** Start Entries supplied **

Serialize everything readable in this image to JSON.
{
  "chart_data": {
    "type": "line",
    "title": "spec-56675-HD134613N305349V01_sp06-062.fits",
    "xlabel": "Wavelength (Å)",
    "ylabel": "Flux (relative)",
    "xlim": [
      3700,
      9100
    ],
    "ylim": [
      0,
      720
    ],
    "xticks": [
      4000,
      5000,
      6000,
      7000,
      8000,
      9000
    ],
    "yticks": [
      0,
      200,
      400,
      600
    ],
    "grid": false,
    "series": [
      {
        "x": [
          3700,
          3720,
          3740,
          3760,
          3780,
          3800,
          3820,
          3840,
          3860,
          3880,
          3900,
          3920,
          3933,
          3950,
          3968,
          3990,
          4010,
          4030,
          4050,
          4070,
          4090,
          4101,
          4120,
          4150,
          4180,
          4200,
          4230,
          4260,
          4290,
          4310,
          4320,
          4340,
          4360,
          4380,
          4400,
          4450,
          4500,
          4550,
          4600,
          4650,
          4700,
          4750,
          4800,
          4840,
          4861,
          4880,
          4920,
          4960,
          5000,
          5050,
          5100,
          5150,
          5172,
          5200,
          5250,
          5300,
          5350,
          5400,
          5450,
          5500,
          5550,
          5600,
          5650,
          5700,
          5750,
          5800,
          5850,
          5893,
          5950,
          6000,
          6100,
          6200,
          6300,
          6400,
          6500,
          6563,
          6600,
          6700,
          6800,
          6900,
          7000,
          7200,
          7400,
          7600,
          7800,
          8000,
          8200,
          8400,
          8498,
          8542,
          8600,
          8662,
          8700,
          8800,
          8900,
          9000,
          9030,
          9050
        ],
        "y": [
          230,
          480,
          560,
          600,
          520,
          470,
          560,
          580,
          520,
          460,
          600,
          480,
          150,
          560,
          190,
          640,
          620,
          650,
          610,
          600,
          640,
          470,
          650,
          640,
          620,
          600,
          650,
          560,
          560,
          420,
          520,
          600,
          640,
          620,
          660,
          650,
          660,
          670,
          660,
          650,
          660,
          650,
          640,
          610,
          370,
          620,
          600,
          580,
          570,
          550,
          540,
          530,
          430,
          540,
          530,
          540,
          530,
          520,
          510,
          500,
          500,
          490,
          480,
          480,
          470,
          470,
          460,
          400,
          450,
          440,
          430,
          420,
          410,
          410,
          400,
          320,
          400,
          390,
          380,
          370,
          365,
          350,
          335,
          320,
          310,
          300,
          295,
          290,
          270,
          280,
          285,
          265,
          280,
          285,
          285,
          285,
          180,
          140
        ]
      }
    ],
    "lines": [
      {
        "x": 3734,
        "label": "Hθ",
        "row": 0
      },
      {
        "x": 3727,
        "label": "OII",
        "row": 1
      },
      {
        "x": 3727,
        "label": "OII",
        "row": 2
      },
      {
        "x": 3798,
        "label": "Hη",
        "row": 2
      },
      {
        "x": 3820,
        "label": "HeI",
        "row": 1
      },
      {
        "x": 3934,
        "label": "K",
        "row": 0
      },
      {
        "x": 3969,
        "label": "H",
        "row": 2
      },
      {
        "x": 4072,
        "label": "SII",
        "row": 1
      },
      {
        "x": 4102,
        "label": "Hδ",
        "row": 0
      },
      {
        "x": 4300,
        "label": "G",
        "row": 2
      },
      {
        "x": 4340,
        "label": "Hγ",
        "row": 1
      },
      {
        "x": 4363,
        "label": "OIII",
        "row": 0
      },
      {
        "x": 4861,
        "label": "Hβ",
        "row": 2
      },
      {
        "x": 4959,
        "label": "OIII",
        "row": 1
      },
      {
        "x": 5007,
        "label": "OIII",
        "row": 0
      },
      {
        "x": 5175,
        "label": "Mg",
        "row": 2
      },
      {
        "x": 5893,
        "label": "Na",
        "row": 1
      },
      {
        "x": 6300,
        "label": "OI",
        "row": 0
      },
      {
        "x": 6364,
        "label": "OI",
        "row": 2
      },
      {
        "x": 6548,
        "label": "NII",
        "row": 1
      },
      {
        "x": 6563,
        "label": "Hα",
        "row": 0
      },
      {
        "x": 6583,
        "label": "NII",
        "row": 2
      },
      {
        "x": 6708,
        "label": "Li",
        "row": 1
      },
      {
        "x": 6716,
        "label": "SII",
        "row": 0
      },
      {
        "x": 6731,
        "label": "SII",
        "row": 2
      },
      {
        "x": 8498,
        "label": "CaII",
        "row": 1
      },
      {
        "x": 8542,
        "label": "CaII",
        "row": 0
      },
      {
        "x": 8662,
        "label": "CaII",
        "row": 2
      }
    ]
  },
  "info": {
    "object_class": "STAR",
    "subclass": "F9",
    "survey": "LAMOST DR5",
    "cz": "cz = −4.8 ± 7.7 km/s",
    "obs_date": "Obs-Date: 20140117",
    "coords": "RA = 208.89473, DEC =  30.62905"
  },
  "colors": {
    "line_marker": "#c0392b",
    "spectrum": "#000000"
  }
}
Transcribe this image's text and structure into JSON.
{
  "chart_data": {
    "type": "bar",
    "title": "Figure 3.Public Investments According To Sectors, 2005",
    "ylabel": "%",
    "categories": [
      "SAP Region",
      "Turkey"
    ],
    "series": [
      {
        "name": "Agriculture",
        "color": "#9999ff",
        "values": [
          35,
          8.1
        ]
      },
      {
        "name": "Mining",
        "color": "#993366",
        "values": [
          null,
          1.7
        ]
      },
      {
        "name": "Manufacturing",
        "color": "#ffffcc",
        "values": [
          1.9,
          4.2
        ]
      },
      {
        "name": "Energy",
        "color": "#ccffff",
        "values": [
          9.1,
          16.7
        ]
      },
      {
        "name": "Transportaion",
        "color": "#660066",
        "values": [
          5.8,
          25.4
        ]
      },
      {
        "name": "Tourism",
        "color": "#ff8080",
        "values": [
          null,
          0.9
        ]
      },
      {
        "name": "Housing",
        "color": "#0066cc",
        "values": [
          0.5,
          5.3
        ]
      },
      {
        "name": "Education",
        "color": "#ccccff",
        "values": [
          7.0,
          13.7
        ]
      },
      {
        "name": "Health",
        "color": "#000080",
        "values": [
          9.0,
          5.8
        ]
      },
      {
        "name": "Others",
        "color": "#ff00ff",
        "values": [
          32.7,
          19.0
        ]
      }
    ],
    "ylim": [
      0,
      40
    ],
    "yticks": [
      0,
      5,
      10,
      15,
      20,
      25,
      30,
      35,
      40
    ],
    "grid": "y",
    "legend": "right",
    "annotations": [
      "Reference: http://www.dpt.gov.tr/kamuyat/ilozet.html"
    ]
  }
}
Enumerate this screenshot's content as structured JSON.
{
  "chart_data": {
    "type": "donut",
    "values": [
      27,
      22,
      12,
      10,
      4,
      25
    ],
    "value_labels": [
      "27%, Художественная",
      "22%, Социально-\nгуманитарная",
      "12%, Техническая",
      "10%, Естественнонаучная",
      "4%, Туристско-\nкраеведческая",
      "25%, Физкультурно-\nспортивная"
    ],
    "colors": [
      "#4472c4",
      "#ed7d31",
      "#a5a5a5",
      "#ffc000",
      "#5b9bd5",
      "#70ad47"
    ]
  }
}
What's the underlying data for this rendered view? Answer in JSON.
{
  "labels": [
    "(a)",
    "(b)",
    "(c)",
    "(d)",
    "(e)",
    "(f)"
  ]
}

** End Entries supplied **

What you are asked to do:
Reproduce the records above exactly.

Response to this task:
Serialize everything readable in this image to JSON.
{
  "chart_data": {
    "type": "line",
    "title": "spec-56675-HD134613N305349V01_sp06-062.fits",
    "xlabel": "Wavelength (Å)",
    "ylabel": "Flux (relative)",
    "xlim": [
      3700,
      9100
    ],
    "ylim": [
      0,
      720
    ],
    "xticks": [
      4000,
      5000,
      6000,
      7000,
      8000,
      9000
    ],
    "yticks": [
      0,
      200,
      400,
      600
    ],
    "grid": false,
    "series": [
      {
        "x": [
          3700,
          3720,
          3740,
          3760,
          3780,
          3800,
          3820,
          3840,
          3860,
          3880,
          3900,
          3920,
          3933,
          3950,
          3968,
          3990,
          4010,
          4030,
          4050,
          4070,
          4090,
          4101,
          4120,
          4150,
          4180,
          4200,
          4230,
          4260,
          4290,
          4310,
          4320,
          4340,
          4360,
          4380,
          4400,
          4450,
          4500,
          4550,
          4600,
          4650,
          4700,
          4750,
          4800,
          4840,
          4861,
          4880,
          4920,
          4960,
          5000,
          5050,
          5100,
          5150,
          5172,
          5200,
          5250,
          5300,
          5350,
          5400,
          5450,
          5500,
          5550,
          5600,
          5650,
          5700,
          5750,
          5800,
          5850,
          5893,
          5950,
          6000,
          6100,
          6200,
          6300,
          6400,
          6500,
          6563,
          6600,
          6700,
          6800,
          6900,
          7000,
          7200,
          7400,
          7600,
          7800,
          8000,
          8200,
          8400,
          8498,
          8542,
          8600,
          8662,
          8700,
          8800,
          8900,
          9000,
          9030,
          9050
        ],
        "y": [
          230,
          480,
          560,
          600,
          520,
          470,
          560,
          580,
          520,
          460,
          600,
          480,
          150,
          560,
          190,
          640,
          620,
          650,
          610,
          600,
          640,
          470,
          650,
          640,
          620,
          600,
          650,
          560,
          560,
          420,
          520,
          600,
          640,
          620,
          660,
          650,
          660,
          670,
          660,
          650,
          660,
          650,
          640,
          610,
          370,
          620,
          600,
          580,
          570,
          550,
          540,
          530,
          430,
          540,
          530,
          540,
          530,
          520,
          510,
          500,
          500,
          490,
          480,
          480,
          470,
          470,
          460,
          400,
          450,
          440,
          430,
          420,
          410,
          410,
          400,
          320,
          400,
          390,
          380,
          370,
          365,
          350,
          335,
          320,
          310,
          300,
          295,
          290,
          270,
          280,
          285,
          265,
          280,
          285,
          285,
          285,
          180,
          140
        ]
      }
    ],
    "lines": [
      {
        "x": 3734,
        "label": "Hθ",
        "row": 0
      },
      {
        "x": 3727,
        "label": "OII",
        "row": 1
      },
      {
        "x": 3727,
        "label": "OII",
        "row": 2
      },
      {
        "x": 3798,
        "label": "Hη",
        "row": 2
      },
      {
        "x": 3820,
        "label": "HeI",
        "row": 1
      },
      {
        "x": 3934,
        "label": "K",
        "row": 0
      },
      {
        "x": 3969,
        "label": "H",
        "row": 2
      },
      {
        "x": 4072,
        "label": "SII",
        "row": 1
      },
      {
        "x": 4102,
        "label": "Hδ",
        "row": 0
      },
      {
        "x": 4300,
        "label": "G",
        "row": 2
      },
      {
        "x": 4340,
        "label": "Hγ",
        "row": 1
      },
      {
        "x": 4363,
        "label": "OIII",
        "row": 0
      },
      {
        "x": 4861,
        "label": "Hβ",
        "row": 2
      },
      {
        "x": 4959,
        "label": "OIII",
        "row": 1
      },
      {
        "x": 5007,
        "label": "OIII",
        "row": 0
      },
      {
        "x": 5175,
        "label": "Mg",
        "row": 2
      },
      {
        "x": 5893,
        "label": "Na",
        "row": 1
      },
      {
        "x": 6300,
        "label": "OI",
        "row": 0
      },
      {
        "x": 6364,
        "label": "OI",
        "row": 2
      },
      {
        "x": 6548,
        "label": "NII",
        "row": 1
      },
      {
        "x": 6563,
        "label": "Hα",
        "row": 0
      },
      {
        "x": 6583,
        "label": "NII",
        "row": 2
      },
      {
        "x": 6708,
        "label": "Li",
        "row": 1
      },
      {
        "x": 6716,
        "label": "SII",
        "row": 0
      },
      {
        "x": 6731,
        "label": "SII",
        "row": 2
      },
      {
        "x": 8498,
        "label": "CaII",
        "row": 1
      },
      {
        "x": 8542,
        "label": "CaII",
        "row": 0
      },
      {
        "x": 8662,
        "label": "CaII",
        "row": 2
      }
    ]
  },
  "info": {
    "object_class": "STAR",
    "subclass": "F9",
    "survey": "LAMOST DR5",
    "cz": "cz = −4.8 ± 7.7 km/s",
    "obs_date": "Obs-Date: 20140117",
    "coords": "RA = 208.89473, DEC =  30.62905"
  },
  "colors": {
    "line_marker": "#c0392b",
    "spectrum": "#000000"
  }
}
Transcribe this image's text and structure into JSON.
{
  "chart_data": {
    "type": "bar",
    "title": "Figure 3.Public Investments According To Sectors, 2005",
    "ylabel": "%",
    "categories": [
      "SAP Region",
      "Turkey"
    ],
    "series": [
      {
        "name": "Agriculture",
        "color": "#9999ff",
        "values": [
          35,
          8.1
        ]
      },
      {
        "name": "Mining",
        "color": "#993366",
        "values": [
          null,
          1.7
        ]
      },
      {
        "name": "Manufacturing",
        "color": "#ffffcc",
        "values": [
          1.9,
          4.2
        ]
      },
      {
        "name": "Energy",
        "color": "#ccffff",
        "values": [
          9.1,
          16.7
        ]
      },
      {
        "name": "Transportaion",
        "color": "#660066",
        "values": [
          5.8,
          25.4
        ]
      },
      {
        "name": "Tourism",
        "color": "#ff8080",
        "values": [
          null,
          0.9
        ]
      },
      {
        "name": "Housing",
        "color": "#0066cc",
        "values": [
          0.5,
          5.3
        ]
      },
      {
        "name": "Education",
        "color": "#ccccff",
        "values": [
          7.0,
          13.7
        ]
      },
      {
        "name": "Health",
        "color": "#000080",
        "values": [
          9.0,
          5.8
        ]
      },
      {
        "name": "Others",
        "color": "#ff00ff",
        "values": [
          32.7,
          19.0
        ]
      }
    ],
    "ylim": [
      0,
      40
    ],
    "yticks": [
      0,
      5,
      10,
      15,
      20,
      25,
      30,
      35,
      40
    ],
    "grid": "y",
    "legend": "right",
    "annotations": [
      "Reference: http://www.dpt.gov.tr/kamuyat/ilozet.html"
    ]
  }
}
Enumerate this screenshot's content as structured JSON.
{
  "chart_data": {
    "type": "donut",
    "values": [
      27,
      22,
      12,
      10,
      4,
      25
    ],
    "value_labels": [
      "27%, Художественная",
      "22%, Социально-\nгуманитарная",
      "12%, Техническая",
      "10%, Естественнонаучная",
      "4%, Туристско-\nкраеведческая",
      "25%, Физкультурно-\nспортивная"
    ],
    "colors": [
      "#4472c4",
      "#ed7d31",
      "#a5a5a5",
      "#ffc000",
      "#5b9bd5",
      "#70ad47"
    ]
  }
}
What's the underlying data for this rendered view? Answer in JSON.
{
  "labels": [
    "(a)",
    "(b)",
    "(c)",
    "(d)",
    "(e)",
    "(f)"
  ]
}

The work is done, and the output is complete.